*** Исходный отрывок

Довоенный Луговской поражал своей военной выправкой. Гвардейский рост, в строю стоять всегда правофланговым. Грудь — крутым колесом, прямо для регалий и аксельбантов. Профиль — как на древнеримской медали, эдакий Троян или Тит. Взгляд — как у орла с какой-нибудь верхотуры. А брови, брови... Всем бровям брови. Угловатыми воскрыльями, сходясь у переносицы, возносились они к высокому лбу.

Женщины всех рас, наций и племен, всех возрастов и характеров возносили доброхотные жертвы на алтарь этого ходячего божества. Молодые разбойники, мы иногда натыкались на следы гульбищ старого пирата в виде размашисто подписанных фотокарточек и книжек в женских квартирах. «И ты тоже...» — «Что ты, что ты, он относился ко мне совсем по-отечески».

Хорош был Владимир Александрович в ту предвоенную пору. Да и после похода в Западную Украину можно было на него залюбоваться. Как влитые сидели на нем шинель, гимнастерка, бриджи. Фуражка с лакированным козырьком посредине лба. В сапоги глядись, как в зеркало. В петличках по три шпалы — интендант 1-го ранга, но — конечно — именовал он себя полковником. Весь в ремнях. Удивительно внушительный вид. В старину ему только бы в кавалергардах служить.

Поход прошел для него спокойно, вряд ли он даже выстрелы слышал, вернулся с уймой трофейного оружия. Прямо целый арсенал: сабли, шашки, кинжалы, даже какой-то дуэльный пистолет. Потом он все это раздаривал, человек был щедрый. Мы по-мальчишески ахали, глядя на всю эту мушкетерщину, когда он приглашал нас в свои покои.

******
*** Перечень записей

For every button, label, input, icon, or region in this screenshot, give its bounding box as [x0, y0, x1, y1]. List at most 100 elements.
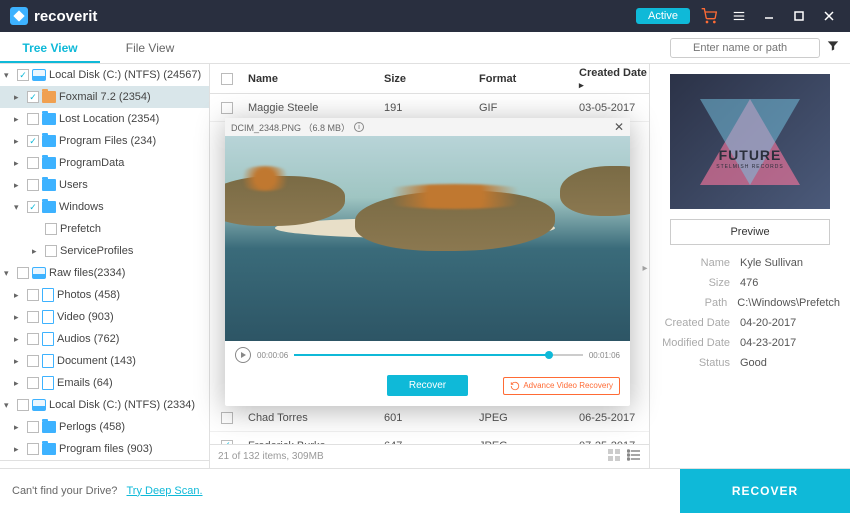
close-icon[interactable] — [818, 5, 840, 27]
tree-checkbox[interactable] — [17, 399, 29, 411]
chevron-icon[interactable]: ▸ — [14, 334, 24, 345]
logo-icon — [10, 7, 28, 25]
table-row[interactable]: Chad Torres601JPEG06-25-2017 — [210, 404, 649, 432]
folder-icon — [42, 113, 56, 125]
tree-item[interactable]: ▸Program files (903) — [0, 438, 209, 460]
menu-icon[interactable] — [728, 5, 750, 27]
file-icon — [42, 288, 54, 302]
tree-checkbox[interactable] — [27, 135, 39, 147]
modal-recover-button[interactable]: Recover — [387, 375, 468, 396]
tree-checkbox[interactable] — [27, 311, 39, 323]
chevron-icon[interactable]: ▾ — [4, 400, 14, 411]
chevron-icon[interactable]: ▾ — [4, 70, 14, 81]
chevron-icon[interactable]: ▸ — [14, 114, 24, 125]
active-badge[interactable]: Active — [636, 8, 690, 24]
tree-item[interactable]: ▸Document (143) — [0, 350, 209, 372]
search-wrap — [670, 38, 820, 58]
tree-checkbox[interactable] — [45, 245, 57, 257]
tree-item[interactable]: ▸ProgramData — [0, 152, 209, 174]
chevron-icon[interactable]: ▾ — [14, 202, 24, 213]
chevron-icon[interactable]: ▸ — [14, 422, 24, 433]
play-icon[interactable] — [235, 347, 251, 363]
tree-item[interactable]: ▸ServiceProfiles — [0, 240, 209, 262]
tree-checkbox[interactable] — [27, 355, 39, 367]
tree-checkbox[interactable] — [27, 421, 39, 433]
deep-scan-link[interactable]: Try Deep Scan. — [127, 485, 203, 497]
tree-checkbox[interactable] — [17, 267, 29, 279]
chevron-icon[interactable]: ▸ — [14, 378, 24, 389]
grid-view-icon[interactable] — [607, 448, 621, 465]
maximize-icon[interactable] — [788, 5, 810, 27]
table-header: Name Size Format Created Date ▸ — [210, 64, 649, 94]
chevron-icon[interactable]: ▾ — [4, 268, 14, 279]
tree-checkbox[interactable] — [27, 179, 39, 191]
list-view-icon[interactable] — [627, 448, 641, 465]
meta-name: Kyle Sullivan — [740, 257, 803, 269]
chevron-icon[interactable]: ▸ — [14, 290, 24, 301]
chevron-icon[interactable]: ▸ — [14, 180, 24, 191]
recover-button[interactable]: RECOVER — [680, 469, 850, 513]
progress-bar[interactable] — [294, 354, 583, 356]
folder-icon — [42, 421, 56, 433]
chevron-icon[interactable]: ▸ — [14, 92, 24, 103]
tree-checkbox[interactable] — [27, 113, 39, 125]
select-all-checkbox[interactable] — [221, 73, 233, 85]
status-line: 21 of 132 items, 309MB — [210, 444, 649, 468]
cell-date: 06-25-2017 — [579, 412, 649, 424]
col-size[interactable]: Size — [384, 73, 479, 85]
tree-item[interactable]: ▸Program Files (234) — [0, 130, 209, 152]
tab-file-view[interactable]: File View — [100, 32, 200, 63]
tree-item[interactable]: ▸Audios (762) — [0, 328, 209, 350]
tree-checkbox[interactable] — [27, 289, 39, 301]
search-input[interactable] — [670, 38, 820, 58]
folder-icon — [42, 443, 56, 455]
info-icon[interactable]: i — [354, 122, 364, 132]
table-row[interactable]: Frederick Burke647JPEG07-25-2017 — [210, 432, 649, 444]
tree-checkbox[interactable] — [27, 377, 39, 389]
tab-tree-view[interactable]: Tree View — [0, 32, 100, 63]
tree-checkbox[interactable] — [27, 333, 39, 345]
row-checkbox[interactable] — [221, 412, 233, 424]
tree-item[interactable]: ▸Perlogs (458) — [0, 416, 209, 438]
chevron-icon[interactable]: ▸ — [14, 136, 24, 147]
cell-name: Chad Torres — [244, 412, 384, 424]
chevron-icon[interactable]: ▸ — [14, 312, 24, 323]
filter-icon[interactable] — [826, 39, 840, 56]
tree-item[interactable]: ▾Windows — [0, 196, 209, 218]
footer: Can't find your Drive? Try Deep Scan. RE… — [0, 468, 850, 512]
tree-item[interactable]: ▸Video (903) — [0, 306, 209, 328]
modal-avr-button[interactable]: Advance Video Recovery — [503, 377, 620, 395]
chevron-icon[interactable]: ▸ — [14, 158, 24, 169]
tree-item[interactable]: ▾Raw files(2334) — [0, 262, 209, 284]
tree-item[interactable]: ▸Emails (64) — [0, 372, 209, 394]
preview-button[interactable]: Previwe — [670, 219, 830, 245]
tree-checkbox[interactable] — [27, 443, 39, 455]
tree-item[interactable]: ▾Local Disk (C:) (NTFS) (2334) — [0, 394, 209, 416]
chevron-icon[interactable]: ▸ — [14, 444, 24, 455]
tree-item[interactable]: ▸Foxmail 7.2 (2354) — [0, 86, 209, 108]
minimize-icon[interactable] — [758, 5, 780, 27]
modal-close-icon[interactable]: ✕ — [614, 120, 624, 134]
cart-icon[interactable] — [698, 5, 720, 27]
tree-item[interactable]: Prefetch — [0, 218, 209, 240]
tree-checkbox[interactable] — [27, 157, 39, 169]
tree-checkbox[interactable] — [27, 201, 39, 213]
advance-video-recovery-bar[interactable]: Advance Video Recovery Ultimate — [0, 460, 209, 468]
tree-item[interactable]: ▾Local Disk (C:) (NTFS) (24567) — [0, 64, 209, 86]
col-name[interactable]: Name — [244, 73, 384, 85]
tree-item[interactable]: ▸Photos (458) — [0, 284, 209, 306]
tree-item[interactable]: ▸Lost Location (2354) — [0, 108, 209, 130]
panel-expand-handle[interactable]: ▸ — [640, 258, 650, 278]
tree-label: Prefetch — [60, 223, 101, 235]
col-created-date[interactable]: Created Date ▸ — [579, 67, 649, 91]
tree-label: Users — [59, 179, 88, 191]
col-format[interactable]: Format — [479, 73, 579, 85]
tree-item[interactable]: ▸ Users — [0, 174, 209, 196]
row-checkbox[interactable] — [221, 102, 233, 114]
chevron-icon[interactable]: ▸ — [14, 356, 24, 367]
tree-checkbox[interactable] — [27, 91, 39, 103]
tree-checkbox[interactable] — [45, 223, 57, 235]
chevron-icon[interactable]: ▸ — [32, 246, 42, 257]
disk-icon — [32, 267, 46, 279]
tree-checkbox[interactable] — [17, 69, 29, 81]
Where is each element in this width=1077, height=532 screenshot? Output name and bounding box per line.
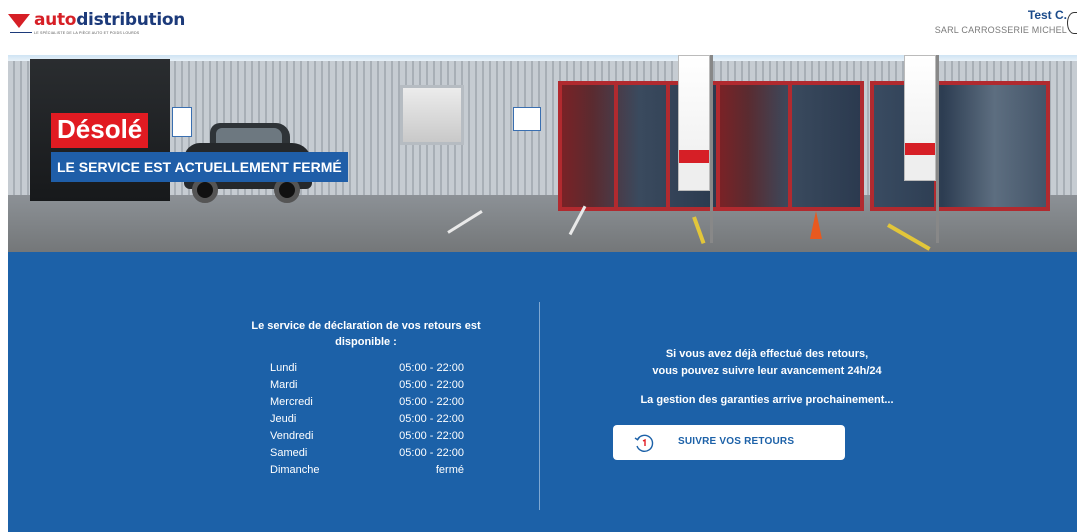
schedule-row: Dimanche fermé (270, 464, 464, 481)
schedule-row: Mardi 05:00 - 22:00 (270, 379, 464, 396)
schedule-hours: 05:00 - 22:00 (399, 379, 464, 391)
schedule-hours: 05:00 - 22:00 (399, 413, 464, 425)
closed-subtitle: LE SERVICE EST ACTUELLEMENT FERMÉ (51, 152, 348, 182)
schedule-row: Mercredi 05:00 - 22:00 (270, 396, 464, 413)
schedule-hours: fermé (435, 464, 464, 476)
schedule-day: Lundi (270, 362, 297, 374)
logo-wordmark: autodistribution (34, 10, 186, 30)
schedule-hours: 05:00 - 22:00 (399, 362, 464, 374)
header: autodistribution LE SPÉCIALISTE DE LA PI… (0, 0, 1077, 55)
track-returns-button[interactable]: SUIVRE VOS RETOURS (613, 425, 845, 460)
user-avatar-icon[interactable] (1067, 12, 1077, 34)
vertical-divider (539, 302, 540, 510)
banner-flag (904, 55, 936, 181)
schedule-row: Samedi 05:00 - 22:00 (270, 447, 464, 464)
schedule-row: Jeudi 05:00 - 22:00 (270, 413, 464, 430)
returns-text-line1: Si vous avez déjà effectué des retours, (665, 348, 869, 360)
availability-title: Le service de déclaration de vos retours… (251, 320, 481, 348)
autodistribution-logo[interactable]: autodistribution LE SPÉCIALISTE DE LA PI… (8, 10, 185, 38)
schedule-day: Vendredi (270, 430, 314, 442)
schedule-day: Jeudi (270, 413, 297, 425)
returns-text-line2: vous pouvez suivre leur avancement 24h/2… (652, 365, 882, 377)
traffic-cone (810, 211, 822, 239)
user-menu[interactable]: Test C. SARL CARROSSERIE MICHEL (935, 8, 1067, 35)
closed-title: Désolé (51, 113, 149, 148)
wall-sign (513, 107, 541, 131)
logo-tagline: LE SPÉCIALISTE DE LA PIÈCE AUTO ET POIDS… (34, 31, 140, 35)
logo-triangle-icon (8, 14, 30, 28)
returns-info: Si vous avez déjà effectué des retours, … (569, 346, 965, 409)
flag-pole (710, 55, 713, 243)
banner-flag (678, 55, 710, 191)
logo-underline (10, 32, 32, 33)
shop-door (716, 81, 864, 211)
track-returns-label: SUIVRE VOS RETOURS (678, 436, 795, 447)
schedule-day: Mardi (270, 379, 298, 391)
opening-hours: Lundi 05:00 - 22:00 Mardi 05:00 - 22:00 … (270, 362, 464, 481)
building-window (400, 85, 464, 145)
user-name: Test C. (1027, 8, 1067, 22)
schedule-hours: 05:00 - 22:00 (399, 447, 464, 459)
schedule-row: Vendredi 05:00 - 22:00 (270, 430, 464, 447)
schedule-row: Lundi 05:00 - 22:00 (270, 362, 464, 379)
warranty-notice: La gestion des garanties arrive prochain… (640, 394, 894, 406)
schedule-day: Mercredi (270, 396, 313, 408)
shop-window (870, 81, 1050, 211)
schedule-day: Dimanche (270, 464, 320, 476)
info-panel: Le service de déclaration de vos retours… (8, 252, 1077, 532)
history-clock-icon (634, 434, 654, 452)
schedule-day: Samedi (270, 447, 308, 459)
schedule-hours: 05:00 - 22:00 (399, 396, 464, 408)
hero-banner: Désolé LE SERVICE EST ACTUELLEMENT FERMÉ (8, 55, 1077, 252)
flag-pole (936, 55, 939, 243)
schedule-hours: 05:00 - 22:00 (399, 430, 464, 442)
user-company: SARL CARROSSERIE MICHEL (934, 25, 1067, 35)
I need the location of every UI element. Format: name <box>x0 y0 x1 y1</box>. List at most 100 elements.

******

• Что требуется
1. Ответьте по отрывку о Луговском:
(а) Какое звание обозначали три шпалы в его петличках и кем он себя называл?
(б) Что он привез из похода?
(в) С чем в отрывке сравнивается его профиль?
2. Представьте в виде таблицы Markdown строки записей от строки с «schedule-row: Dimanche fermé» до строки с «schedule-hours: 05:00 - 22:00 (399, 362, 464, 374)» включительно, пропустив пустые строки. Столбцы назовите «№» (номер по порядку) и «Строка».
Отрывок и записи никак не связаны друг с другом.

• Полные ответы
1.
(а) Три шпалы обозначали звание интенданта 1-го ранга, а себя он называл полковником.
(б) Из похода он привез уйму трофейного оружия: сабли, шашки, кинжалы и даже какой-то дуэльный пистолет.
(в) Его профиль сравнивается с профилем на древнеримской медали, «эдакий Троян или Тит».

2.
| № | Строка |
|---|---|
| 1 | schedule-row: Dimanche fermé (270, 464, 464, 481) |
| 2 | schedule-row: Mardi 05:00 - 22:00 (270, 379, 464, 396) |
| 3 | schedule-hours: 05:00 - 22:00 (399, 379, 464, 391) |
| 4 | schedule-hours: 05:00 - 22:00 (399, 413, 464, 425) |
| 5 | closed-subtitle: LE SERVICE EST ACTUELLEMENT FERMÉ (51, 152, 348, 182) |
| 6 | schedule-row: Mercredi 05:00 - 22:00 (270, 396, 464, 413) |
| 7 | schedule-hours: fermé (435, 464, 464, 476) |
| 8 | schedule-day: Lundi (270, 362, 297, 374) |
| 9 | logo-wordmark: autodistribution (34, 10, 186, 30) |
| 10 | schedule-hours: 05:00 - 22:00 (399, 362, 464, 374) |